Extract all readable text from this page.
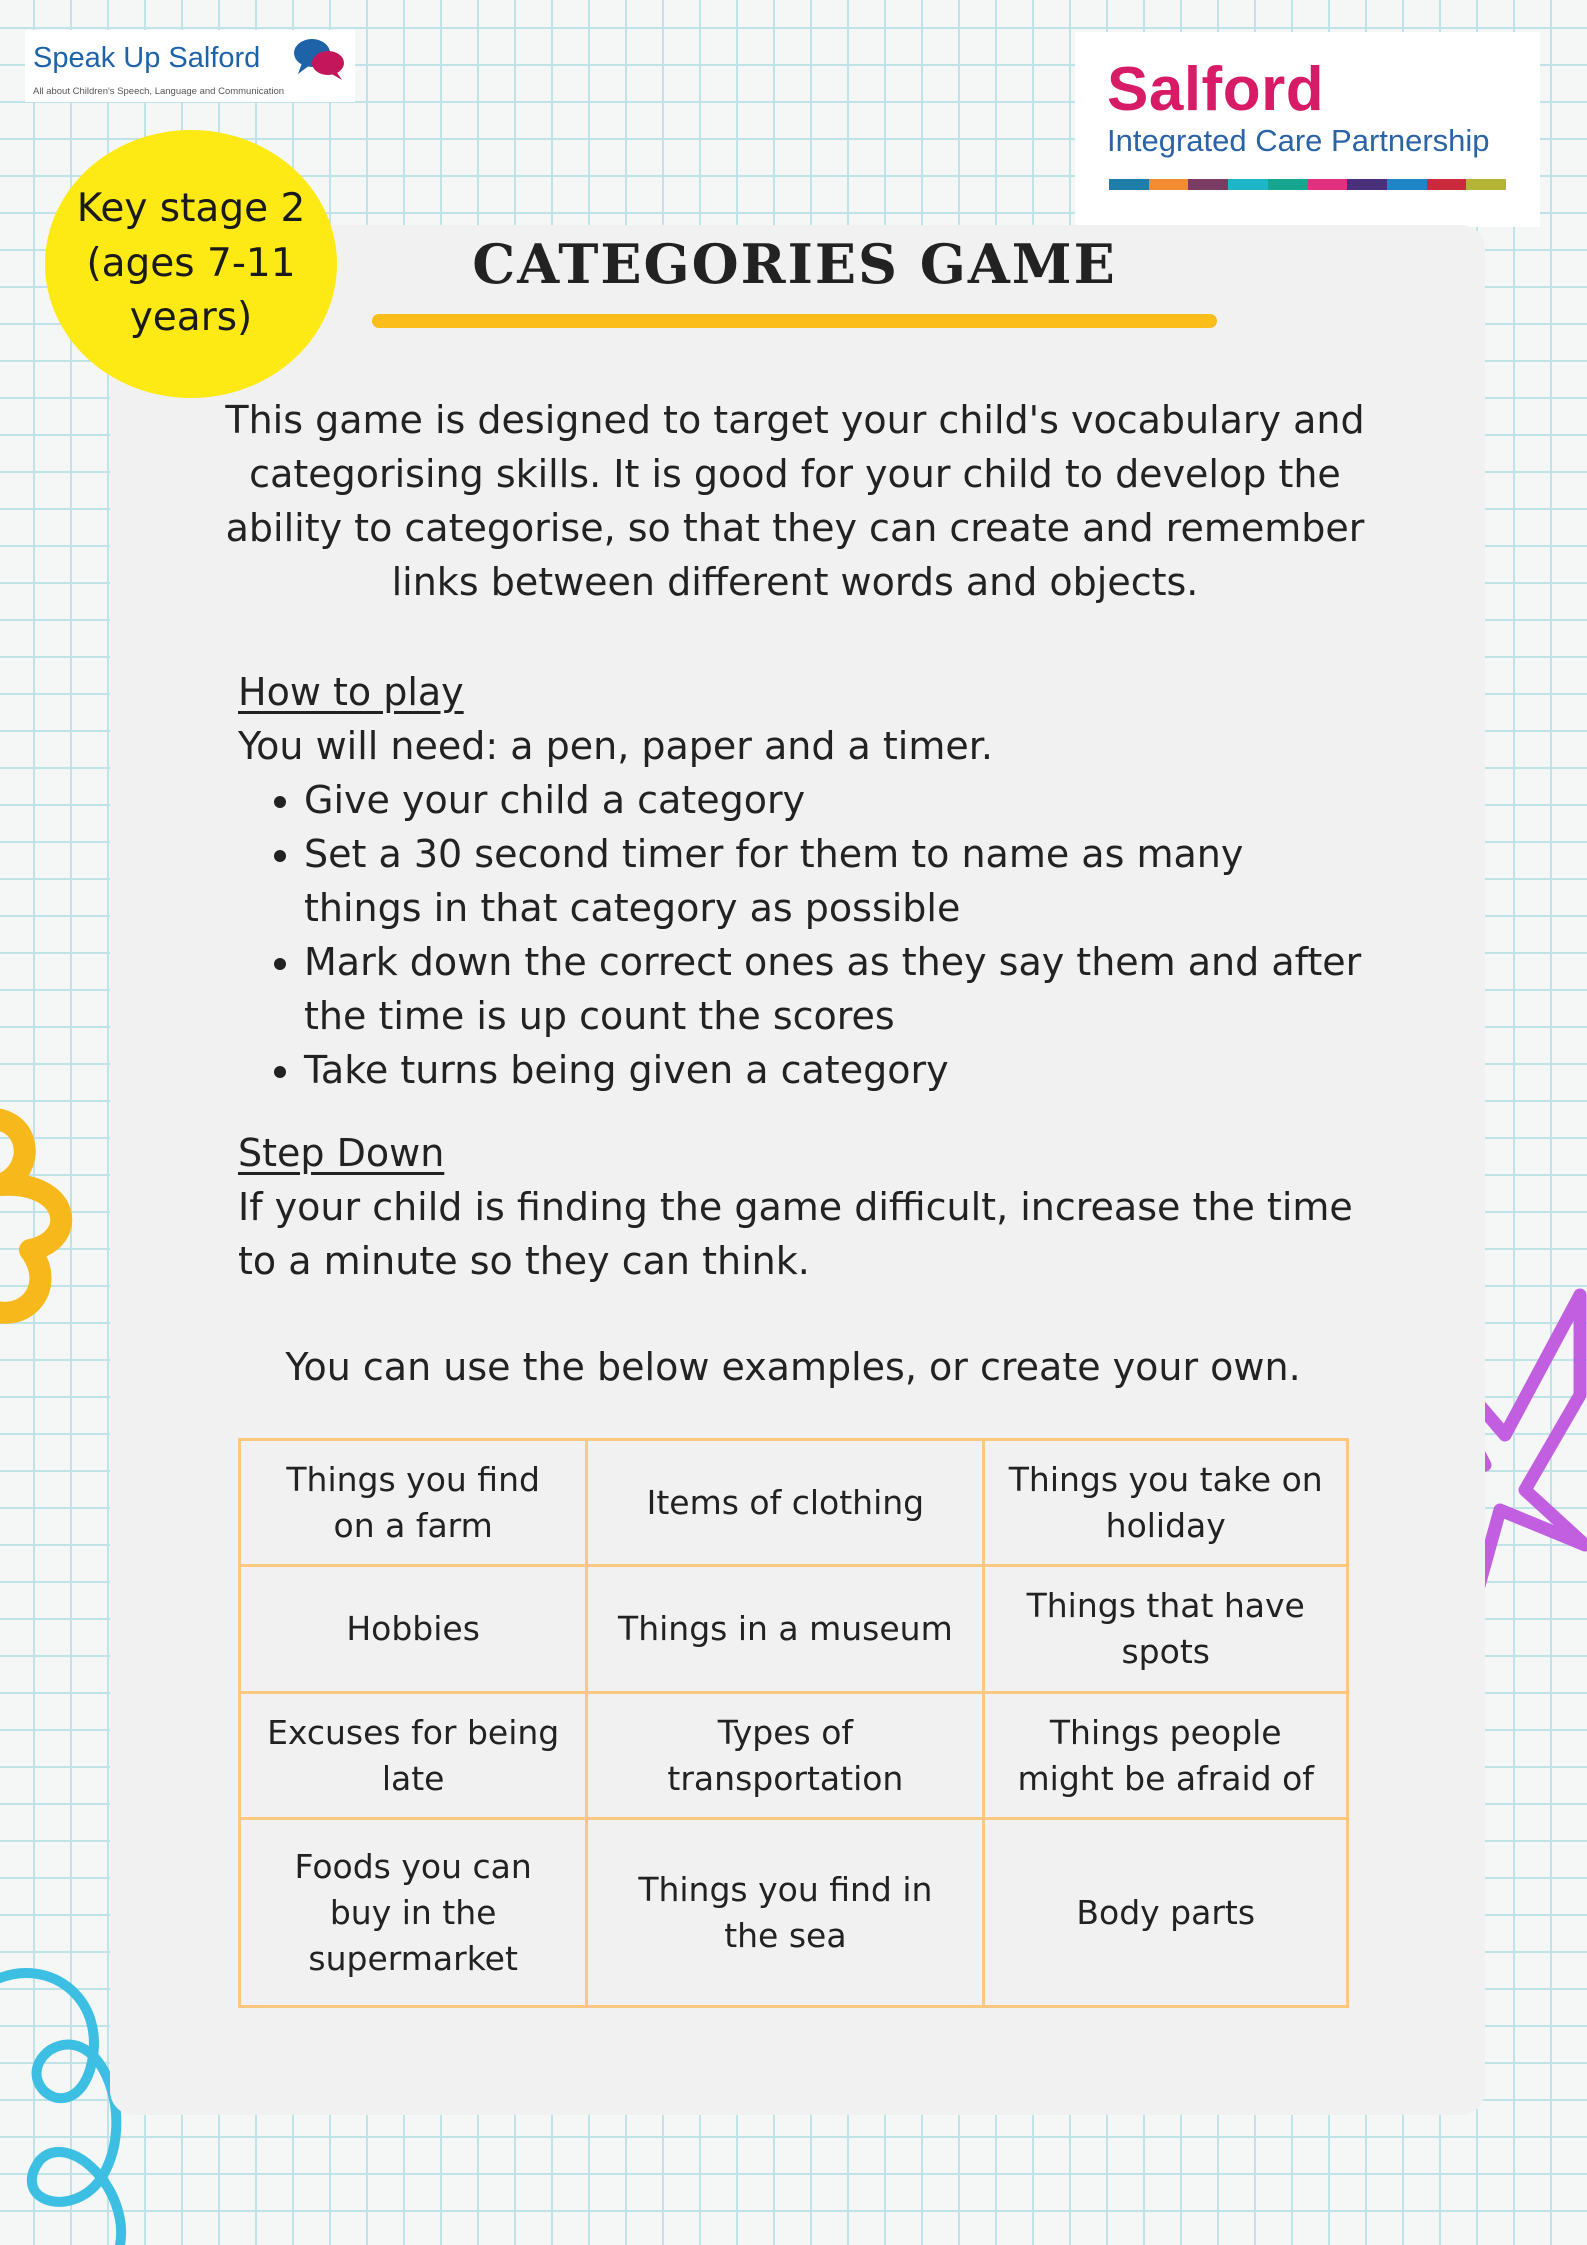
Speak Up Salford
All about Children's Speech, Language and Communication	Salford
Integrated Care Partnership
Key stage 2
(ages 7-11
years)
CATEGORIES GAME

This game is designed to target your child's vocabulary and categorising skills. It is good for your child to develop the ability to categorise, so that they can create and remember links between different words and objects.

How to play
You will need: a pen, paper and a timer.
• Give your child a category
• Set a 30 second timer for them to name as many things in that category as possible
• Mark down the correct ones as they say them and after the time is up count the scores
• Take turns being given a category
Step Down
If your child is finding the game difficult, increase the time to a minute so they can think.
You can use the below examples, or create your own.
Things you find on a farm	Items of clothing	Things you take on holiday
Hobbies	Things in a museum	Things that have spots
Excuses for being late	Types of transportation	Things people might be afraid of
Foods you can buy in the supermarket	Things you find in the sea	Body parts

● **AIM**
For the listing above, give the number of lines in which the string "them" occurs, and nothing else.

● **FINAL RESULT**
2